* begin Dataset excerpts *
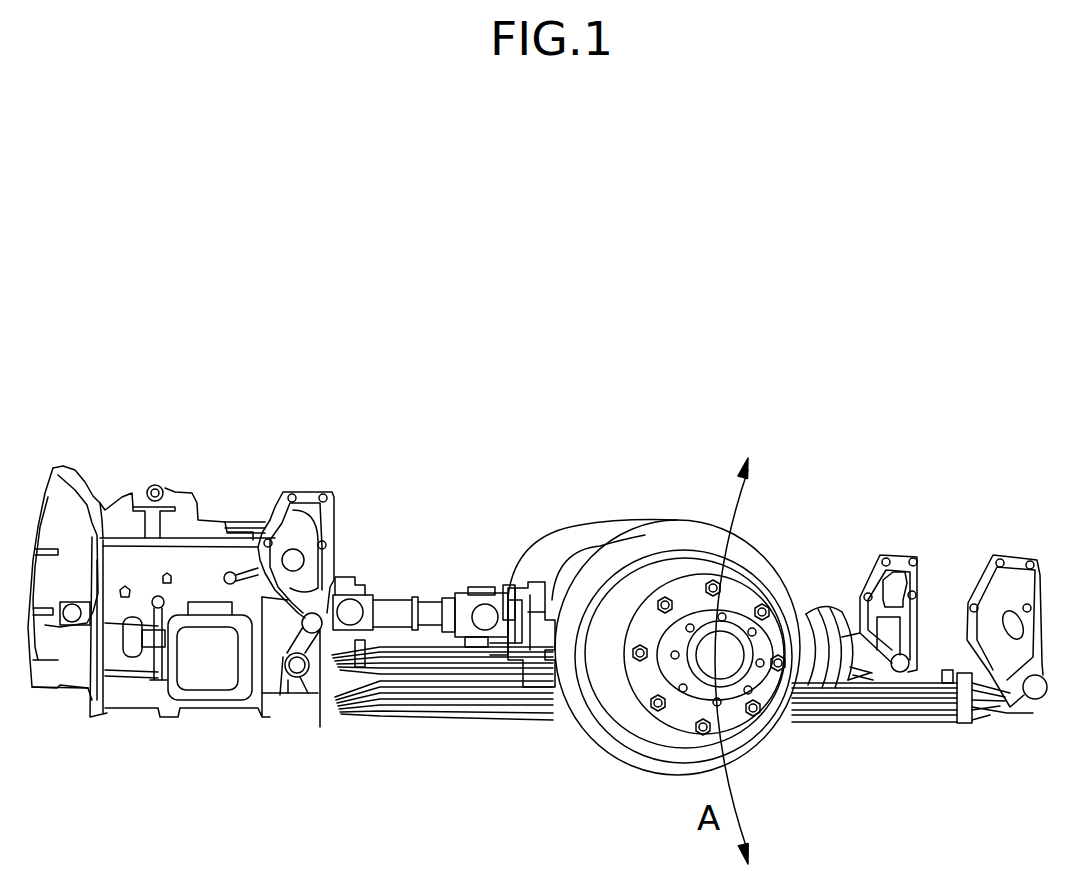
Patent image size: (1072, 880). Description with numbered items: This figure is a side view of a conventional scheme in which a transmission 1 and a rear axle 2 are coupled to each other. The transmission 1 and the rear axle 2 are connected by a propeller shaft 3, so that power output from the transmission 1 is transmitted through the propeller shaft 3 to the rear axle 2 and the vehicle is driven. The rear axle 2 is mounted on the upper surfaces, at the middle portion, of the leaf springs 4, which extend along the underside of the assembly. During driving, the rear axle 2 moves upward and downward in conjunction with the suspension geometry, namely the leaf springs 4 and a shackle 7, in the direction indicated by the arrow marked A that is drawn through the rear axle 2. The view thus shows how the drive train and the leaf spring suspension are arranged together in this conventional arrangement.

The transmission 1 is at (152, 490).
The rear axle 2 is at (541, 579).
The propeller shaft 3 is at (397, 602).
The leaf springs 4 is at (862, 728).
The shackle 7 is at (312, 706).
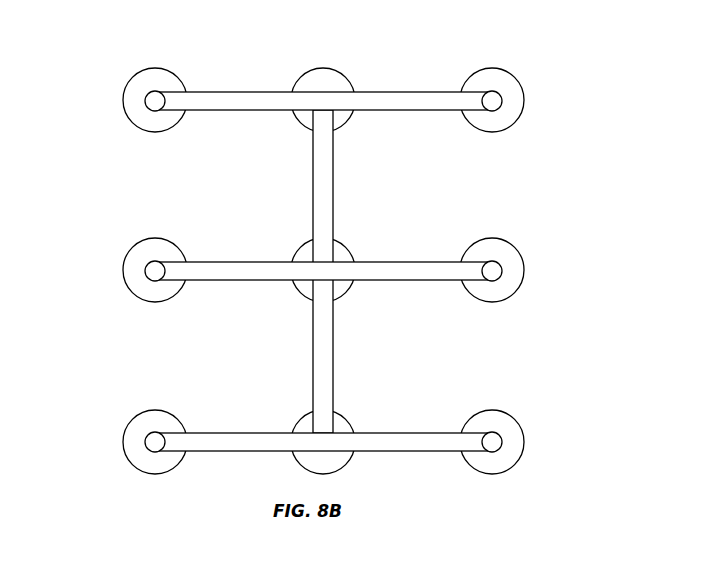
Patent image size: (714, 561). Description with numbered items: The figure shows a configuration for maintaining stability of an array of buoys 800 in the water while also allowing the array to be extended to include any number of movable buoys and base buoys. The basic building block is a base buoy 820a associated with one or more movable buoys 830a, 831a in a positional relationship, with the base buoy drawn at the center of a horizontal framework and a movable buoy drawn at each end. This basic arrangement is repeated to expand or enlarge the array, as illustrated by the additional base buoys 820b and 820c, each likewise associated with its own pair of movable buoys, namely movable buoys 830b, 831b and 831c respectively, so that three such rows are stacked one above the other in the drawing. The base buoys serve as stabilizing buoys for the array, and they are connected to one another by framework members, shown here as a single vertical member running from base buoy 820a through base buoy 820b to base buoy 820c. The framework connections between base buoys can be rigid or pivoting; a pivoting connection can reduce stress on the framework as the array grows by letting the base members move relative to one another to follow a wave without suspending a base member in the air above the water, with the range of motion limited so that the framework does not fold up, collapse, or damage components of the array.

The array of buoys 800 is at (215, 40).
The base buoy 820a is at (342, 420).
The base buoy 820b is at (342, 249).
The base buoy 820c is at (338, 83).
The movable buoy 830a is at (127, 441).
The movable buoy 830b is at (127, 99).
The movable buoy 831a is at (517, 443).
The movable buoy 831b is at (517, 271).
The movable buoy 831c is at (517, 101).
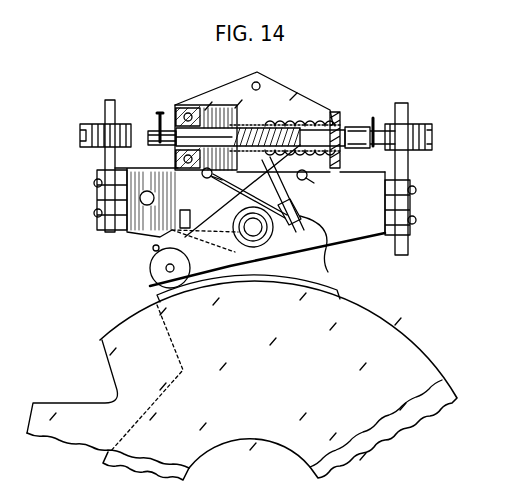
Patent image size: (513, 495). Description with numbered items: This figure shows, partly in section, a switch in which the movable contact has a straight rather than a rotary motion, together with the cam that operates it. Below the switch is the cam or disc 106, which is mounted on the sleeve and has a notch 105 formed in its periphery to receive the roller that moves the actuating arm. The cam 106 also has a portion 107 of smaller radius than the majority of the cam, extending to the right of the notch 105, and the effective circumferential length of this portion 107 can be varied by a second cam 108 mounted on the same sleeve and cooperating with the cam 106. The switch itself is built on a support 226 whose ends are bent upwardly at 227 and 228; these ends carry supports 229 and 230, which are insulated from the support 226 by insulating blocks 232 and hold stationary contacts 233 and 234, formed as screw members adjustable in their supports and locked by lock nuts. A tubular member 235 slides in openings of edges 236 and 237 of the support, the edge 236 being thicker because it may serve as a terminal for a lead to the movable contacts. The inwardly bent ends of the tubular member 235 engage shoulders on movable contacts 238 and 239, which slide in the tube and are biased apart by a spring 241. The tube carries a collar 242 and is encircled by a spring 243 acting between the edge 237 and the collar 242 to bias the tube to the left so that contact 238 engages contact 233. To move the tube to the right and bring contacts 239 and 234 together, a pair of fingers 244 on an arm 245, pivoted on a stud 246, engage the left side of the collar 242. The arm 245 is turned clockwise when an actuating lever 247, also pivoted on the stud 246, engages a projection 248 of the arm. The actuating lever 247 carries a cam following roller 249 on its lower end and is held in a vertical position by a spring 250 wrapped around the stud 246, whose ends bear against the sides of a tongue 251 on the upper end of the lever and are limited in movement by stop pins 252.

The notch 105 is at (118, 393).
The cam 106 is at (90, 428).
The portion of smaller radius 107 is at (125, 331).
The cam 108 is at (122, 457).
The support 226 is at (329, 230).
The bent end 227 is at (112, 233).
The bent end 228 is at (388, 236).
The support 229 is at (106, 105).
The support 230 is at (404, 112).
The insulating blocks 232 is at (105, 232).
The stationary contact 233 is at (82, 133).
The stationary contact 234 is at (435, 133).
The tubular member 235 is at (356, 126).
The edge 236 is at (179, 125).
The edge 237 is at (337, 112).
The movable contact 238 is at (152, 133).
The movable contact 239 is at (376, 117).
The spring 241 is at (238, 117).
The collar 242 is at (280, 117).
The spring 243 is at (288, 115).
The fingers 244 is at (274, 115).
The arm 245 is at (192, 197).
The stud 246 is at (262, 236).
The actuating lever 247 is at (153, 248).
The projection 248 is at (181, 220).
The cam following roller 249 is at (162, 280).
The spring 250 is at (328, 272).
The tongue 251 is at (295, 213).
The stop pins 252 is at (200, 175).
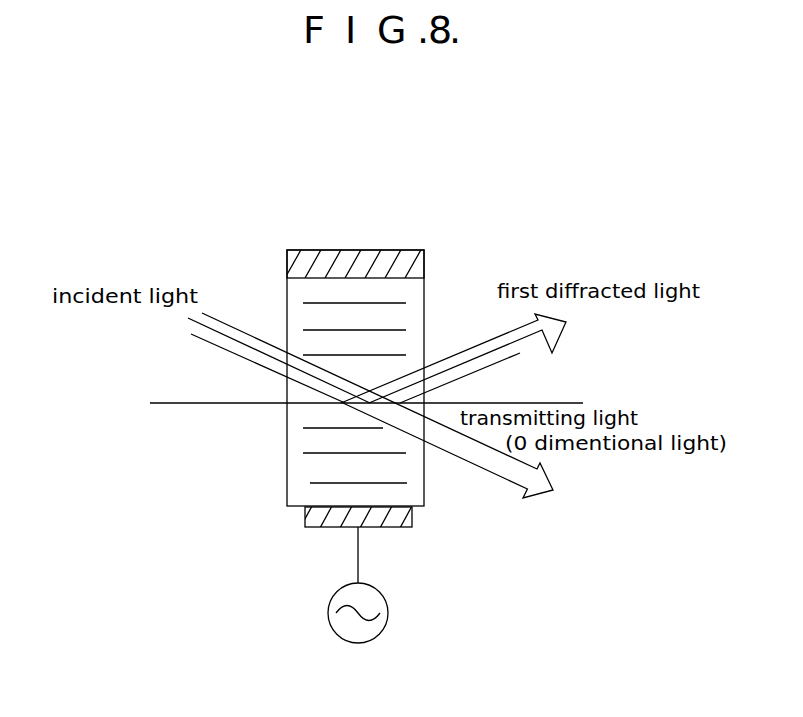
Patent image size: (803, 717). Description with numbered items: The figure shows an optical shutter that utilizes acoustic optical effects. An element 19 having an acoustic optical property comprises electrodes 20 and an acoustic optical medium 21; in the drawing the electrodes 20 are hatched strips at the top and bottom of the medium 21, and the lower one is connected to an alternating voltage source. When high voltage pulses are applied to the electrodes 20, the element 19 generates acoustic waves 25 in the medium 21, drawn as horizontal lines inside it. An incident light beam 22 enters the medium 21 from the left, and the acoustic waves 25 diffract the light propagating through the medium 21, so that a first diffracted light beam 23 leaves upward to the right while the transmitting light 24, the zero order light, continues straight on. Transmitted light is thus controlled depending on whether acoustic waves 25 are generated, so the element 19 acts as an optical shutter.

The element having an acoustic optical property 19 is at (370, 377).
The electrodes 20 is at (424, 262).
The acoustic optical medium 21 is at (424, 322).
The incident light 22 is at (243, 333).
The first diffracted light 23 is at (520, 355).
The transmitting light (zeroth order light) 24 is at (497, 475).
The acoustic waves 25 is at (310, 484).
* end Dataset excerpts *
Give the listing again with "figure" swapped for "drawing" wherever it appears and everything else unchanged, leaving out the pictures.

Patent image size: (1072, 880). Description with numbered items: This drawing is a side view of a conventional scheme in which a transmission 1 and a rear axle 2 are coupled to each other. The transmission 1 and the rear axle 2 are connected by a propeller shaft 3, so that power output from the transmission 1 is transmitted through the propeller shaft 3 to the rear axle 2 and the vehicle is driven. The rear axle 2 is mounted on the upper surfaces, at the middle portion, of the leaf springs 4, which extend along the underside of the assembly. During driving, the rear axle 2 moves upward and downward in conjunction with the suspension geometry, namely the leaf springs 4 and a shackle 7, in the direction indicated by the arrow marked A that is drawn through the rear axle 2. The view thus shows how the drive train and the leaf spring suspension are arranged together in this conventional arrangement.

The transmission 1 is at (152, 490).
The rear axle 2 is at (541, 579).
The propeller shaft 3 is at (397, 602).
The leaf springs 4 is at (862, 728).
The shackle 7 is at (312, 706).
Patent image size: (714, 561). Description with numbered items: The drawing shows a configuration for maintaining stability of an array of buoys 800 in the water while also allowing the array to be extended to include any number of movable buoys and base buoys. The basic building block is a base buoy 820a associated with one or more movable buoys 830a, 831a in a positional relationship, with the base buoy drawn at the center of a horizontal framework and a movable buoy drawn at each end. This basic arrangement is repeated to expand or enlarge the array, as illustrated by the additional base buoys 820b and 820c, each likewise associated with its own pair of movable buoys, namely movable buoys 830b, 831b and 831c respectively, so that three such rows are stacked one above the other in the drawing. The base buoys serve as stabilizing buoys for the array, and they are connected to one another by framework members, shown here as a single vertical member running from base buoy 820a through base buoy 820b to base buoy 820c. The framework connections between base buoys can be rigid or pivoting; a pivoting connection can reduce stress on the framework as the array grows by letting the base members move relative to one another to follow a wave without suspending a base member in the air above the water, with the range of motion limited so that the framework does not fold up, collapse, or damage components of the array.

The array of buoys 800 is at (215, 40).
The base buoy 820a is at (342, 420).
The base buoy 820b is at (342, 249).
The base buoy 820c is at (338, 83).
The movable buoy 830a is at (127, 441).
The movable buoy 830b is at (127, 99).
The movable buoy 831a is at (517, 443).
The movable buoy 831b is at (517, 271).
The movable buoy 831c is at (517, 101).
Patent image size: (513, 495). Description with numbered items: This drawing shows, partly in section, a switch in which the movable contact has a straight rather than a rotary motion, together with the cam that operates it. Below the switch is the cam or disc 106, which is mounted on the sleeve and has a notch 105 formed in its periphery to receive the roller that moves the actuating arm. The cam 106 also has a portion 107 of smaller radius than the majority of the cam, extending to the right of the notch 105, and the effective circumferential length of this portion 107 can be varied by a second cam 108 mounted on the same sleeve and cooperating with the cam 106. The switch itself is built on a support 226 whose ends are bent upwardly at 227 and 228; these ends carry supports 229 and 230, which are insulated from the support 226 by insulating blocks 232 and hold stationary contacts 233 and 234, formed as screw members adjustable in their supports and locked by lock nuts. A tubular member 235 slides in openings of edges 236 and 237 of the support, the edge 236 being thicker because it may serve as a terminal for a lead to the movable contacts. The inwardly bent ends of the tubular member 235 engage shoulders on movable contacts 238 and 239, which slide in the tube and are biased apart by a spring 241. The tube carries a collar 242 and is encircled by a spring 243 acting between the edge 237 and the collar 242 to bias the tube to the left so that contact 238 engages contact 233. To move the tube to the right and bring contacts 239 and 234 together, a pair of fingers 244 on an arm 245, pivoted on a stud 246, engage the left side of the collar 242. The arm 245 is turned clockwise when an actuating lever 247, also pivoted on the stud 246, engages a projection 248 of the arm. The actuating lever 247 carries a cam following roller 249 on its lower end and is held in a vertical position by a spring 250 wrapped around the stud 246, whose ends bear against the sides of a tongue 251 on the upper end of the lever and are limited in movement by stop pins 252.

The notch 105 is at (118, 393).
The cam 106 is at (90, 428).
The portion of smaller radius 107 is at (125, 331).
The cam 108 is at (122, 457).
The support 226 is at (329, 230).
The bent end 227 is at (112, 233).
The bent end 228 is at (388, 236).
The support 229 is at (106, 105).
The support 230 is at (404, 112).
The insulating blocks 232 is at (105, 232).
The stationary contact 233 is at (82, 133).
The stationary contact 234 is at (435, 133).
The tubular member 235 is at (356, 126).
The edge 236 is at (179, 125).
The edge 237 is at (337, 112).
The movable contact 238 is at (152, 133).
The movable contact 239 is at (376, 117).
The spring 241 is at (238, 117).
The collar 242 is at (280, 117).
The spring 243 is at (288, 115).
The fingers 244 is at (274, 115).
The arm 245 is at (192, 197).
The stud 246 is at (262, 236).
The actuating lever 247 is at (153, 248).
The projection 248 is at (181, 220).
The cam following roller 249 is at (162, 280).
The spring 250 is at (328, 272).
The tongue 251 is at (295, 213).
The stop pins 252 is at (200, 175).
Patent image size: (803, 717). Description with numbered items: The drawing shows an optical shutter that utilizes acoustic optical effects. An element 19 having an acoustic optical property comprises electrodes 20 and an acoustic optical medium 21; in the drawing the electrodes 20 are hatched strips at the top and bottom of the medium 21, and the lower one is connected to an alternating voltage source. When high voltage pulses are applied to the electrodes 20, the element 19 generates acoustic waves 25 in the medium 21, drawn as horizontal lines inside it. An incident light beam 22 enters the medium 21 from the left, and the acoustic waves 25 diffract the light propagating through the medium 21, so that a first diffracted light beam 23 leaves upward to the right while the transmitting light 24, the zero order light, continues straight on. Transmitted light is thus controlled depending on whether acoustic waves 25 are generated, so the element 19 acts as an optical shutter.

The element having an acoustic optical property 19 is at (370, 377).
The electrodes 20 is at (424, 262).
The acoustic optical medium 21 is at (424, 322).
The incident light 22 is at (243, 333).
The first diffracted light 23 is at (520, 355).
The transmitting light (zeroth order light) 24 is at (497, 475).
The acoustic waves 25 is at (310, 484).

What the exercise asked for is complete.